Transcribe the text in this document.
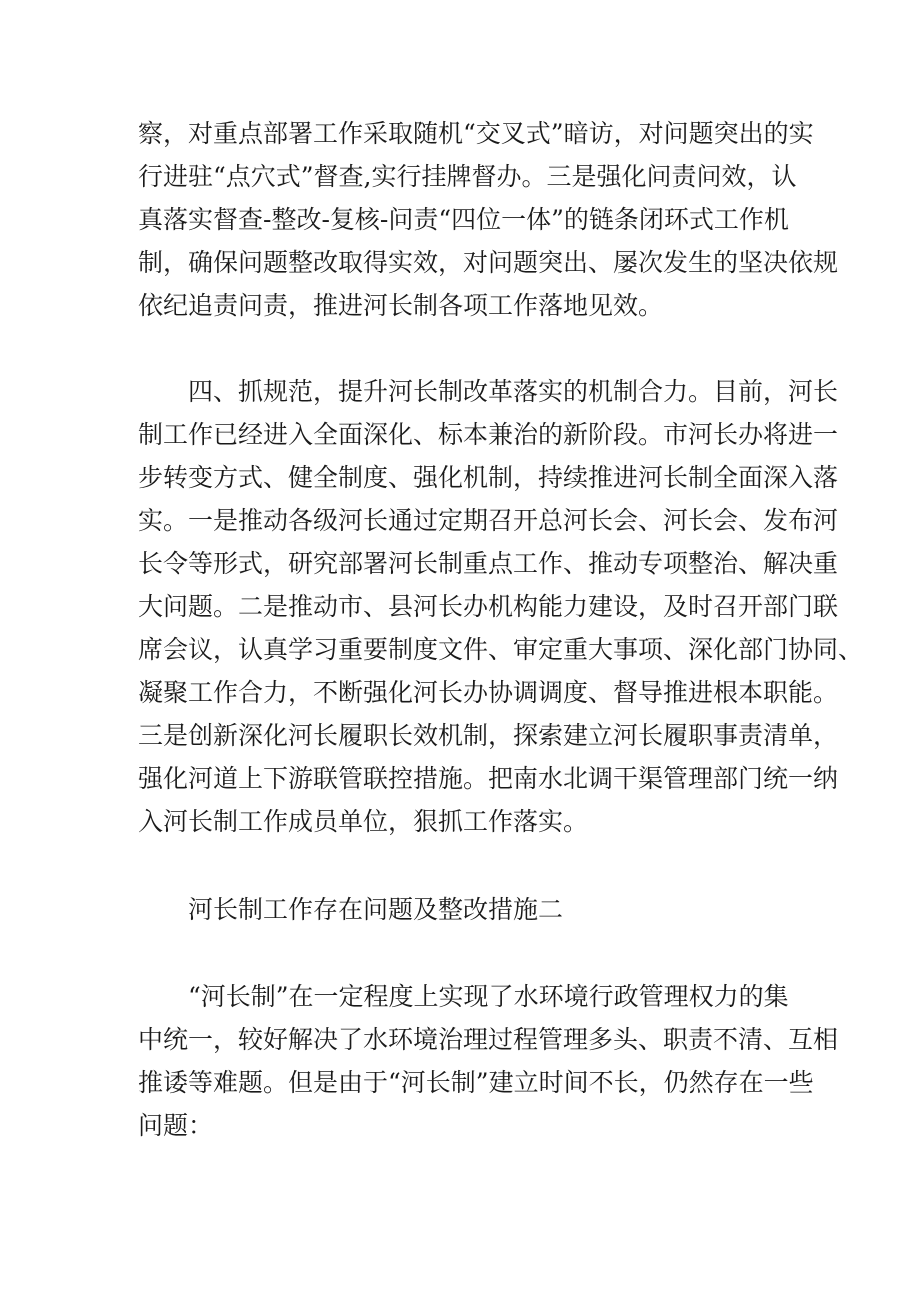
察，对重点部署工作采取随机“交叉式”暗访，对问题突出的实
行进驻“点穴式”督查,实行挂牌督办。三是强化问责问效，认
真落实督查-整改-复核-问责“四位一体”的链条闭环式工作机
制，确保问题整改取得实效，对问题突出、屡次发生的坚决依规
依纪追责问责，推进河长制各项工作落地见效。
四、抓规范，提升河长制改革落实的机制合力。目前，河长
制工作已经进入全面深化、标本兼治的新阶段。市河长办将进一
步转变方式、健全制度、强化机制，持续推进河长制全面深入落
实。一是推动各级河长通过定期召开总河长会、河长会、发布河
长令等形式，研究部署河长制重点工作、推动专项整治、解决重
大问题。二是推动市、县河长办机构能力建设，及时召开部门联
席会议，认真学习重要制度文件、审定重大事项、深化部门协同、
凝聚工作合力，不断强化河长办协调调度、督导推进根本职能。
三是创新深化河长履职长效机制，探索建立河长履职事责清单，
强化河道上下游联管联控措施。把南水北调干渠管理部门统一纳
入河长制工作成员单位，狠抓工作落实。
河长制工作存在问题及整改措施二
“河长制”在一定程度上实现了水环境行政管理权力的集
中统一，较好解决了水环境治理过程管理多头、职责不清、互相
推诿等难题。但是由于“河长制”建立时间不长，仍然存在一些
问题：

----

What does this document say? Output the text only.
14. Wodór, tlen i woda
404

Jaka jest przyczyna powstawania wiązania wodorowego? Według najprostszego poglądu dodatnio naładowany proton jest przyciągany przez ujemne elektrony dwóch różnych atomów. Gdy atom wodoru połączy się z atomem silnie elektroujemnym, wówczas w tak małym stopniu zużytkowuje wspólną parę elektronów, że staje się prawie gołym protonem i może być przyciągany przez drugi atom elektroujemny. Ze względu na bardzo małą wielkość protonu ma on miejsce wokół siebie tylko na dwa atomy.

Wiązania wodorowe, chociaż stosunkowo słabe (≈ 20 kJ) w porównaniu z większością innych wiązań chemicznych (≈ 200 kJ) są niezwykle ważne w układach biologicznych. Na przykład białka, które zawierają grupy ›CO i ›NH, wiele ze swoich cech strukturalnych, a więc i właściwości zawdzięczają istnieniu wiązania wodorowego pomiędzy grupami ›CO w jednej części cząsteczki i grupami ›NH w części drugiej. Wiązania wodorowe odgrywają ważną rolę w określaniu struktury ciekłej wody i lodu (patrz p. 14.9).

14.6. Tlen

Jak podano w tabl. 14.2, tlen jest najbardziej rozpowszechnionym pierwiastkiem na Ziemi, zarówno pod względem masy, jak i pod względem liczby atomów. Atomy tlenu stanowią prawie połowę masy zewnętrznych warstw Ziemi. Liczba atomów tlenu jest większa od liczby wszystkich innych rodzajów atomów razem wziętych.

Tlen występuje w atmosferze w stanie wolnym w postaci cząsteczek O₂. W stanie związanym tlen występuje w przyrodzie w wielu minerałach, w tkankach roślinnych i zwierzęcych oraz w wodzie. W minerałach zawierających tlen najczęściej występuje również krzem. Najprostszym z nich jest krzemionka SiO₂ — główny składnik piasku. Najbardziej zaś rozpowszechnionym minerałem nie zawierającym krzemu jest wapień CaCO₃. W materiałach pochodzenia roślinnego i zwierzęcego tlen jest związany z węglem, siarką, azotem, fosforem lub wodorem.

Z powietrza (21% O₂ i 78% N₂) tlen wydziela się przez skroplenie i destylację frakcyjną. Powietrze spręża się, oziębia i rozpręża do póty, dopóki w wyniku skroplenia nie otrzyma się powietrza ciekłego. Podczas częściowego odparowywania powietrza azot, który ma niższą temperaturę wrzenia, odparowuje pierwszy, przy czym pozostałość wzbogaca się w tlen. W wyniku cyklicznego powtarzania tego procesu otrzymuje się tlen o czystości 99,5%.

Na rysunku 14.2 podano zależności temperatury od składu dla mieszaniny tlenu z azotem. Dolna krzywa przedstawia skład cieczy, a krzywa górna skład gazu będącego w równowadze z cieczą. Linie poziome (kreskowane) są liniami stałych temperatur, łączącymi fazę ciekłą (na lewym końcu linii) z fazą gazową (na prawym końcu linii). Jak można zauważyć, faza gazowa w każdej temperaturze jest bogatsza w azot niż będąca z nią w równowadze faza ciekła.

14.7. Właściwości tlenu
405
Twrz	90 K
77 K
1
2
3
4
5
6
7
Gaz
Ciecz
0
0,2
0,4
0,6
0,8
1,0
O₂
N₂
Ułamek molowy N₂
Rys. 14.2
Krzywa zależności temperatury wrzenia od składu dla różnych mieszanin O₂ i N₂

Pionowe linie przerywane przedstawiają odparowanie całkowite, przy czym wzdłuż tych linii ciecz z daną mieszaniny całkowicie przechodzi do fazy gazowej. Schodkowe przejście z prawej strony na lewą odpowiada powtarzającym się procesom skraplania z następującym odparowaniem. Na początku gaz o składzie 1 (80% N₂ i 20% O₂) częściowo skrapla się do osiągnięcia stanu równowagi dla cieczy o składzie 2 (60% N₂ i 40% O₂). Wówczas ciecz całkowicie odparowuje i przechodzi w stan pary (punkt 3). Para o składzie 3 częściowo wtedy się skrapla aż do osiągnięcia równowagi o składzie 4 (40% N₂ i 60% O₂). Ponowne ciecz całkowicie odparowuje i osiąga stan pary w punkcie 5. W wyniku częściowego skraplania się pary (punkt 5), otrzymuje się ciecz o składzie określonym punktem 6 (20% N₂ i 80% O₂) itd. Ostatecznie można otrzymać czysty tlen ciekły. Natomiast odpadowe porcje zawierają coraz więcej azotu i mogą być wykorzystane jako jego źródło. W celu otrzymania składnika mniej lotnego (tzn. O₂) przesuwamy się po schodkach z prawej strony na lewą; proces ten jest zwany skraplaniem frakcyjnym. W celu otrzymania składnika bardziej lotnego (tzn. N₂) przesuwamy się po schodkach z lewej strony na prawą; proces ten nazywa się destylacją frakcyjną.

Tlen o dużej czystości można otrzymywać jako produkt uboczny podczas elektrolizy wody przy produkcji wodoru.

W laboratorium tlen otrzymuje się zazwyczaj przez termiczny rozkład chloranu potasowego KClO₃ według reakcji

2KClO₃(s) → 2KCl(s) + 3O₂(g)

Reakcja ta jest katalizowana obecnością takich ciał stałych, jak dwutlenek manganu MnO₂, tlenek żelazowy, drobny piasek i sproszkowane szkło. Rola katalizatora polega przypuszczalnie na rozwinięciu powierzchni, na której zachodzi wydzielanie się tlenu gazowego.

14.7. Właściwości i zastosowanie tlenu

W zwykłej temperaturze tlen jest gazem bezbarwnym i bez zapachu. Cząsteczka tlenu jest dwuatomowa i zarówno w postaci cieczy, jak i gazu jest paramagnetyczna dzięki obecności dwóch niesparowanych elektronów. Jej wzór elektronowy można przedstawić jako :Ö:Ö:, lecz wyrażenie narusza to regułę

----

Check each line of the entries above, and show every one holding the word "text".

## Exercise response
Transcribe the text in this document.
What does this document say? Output the text only.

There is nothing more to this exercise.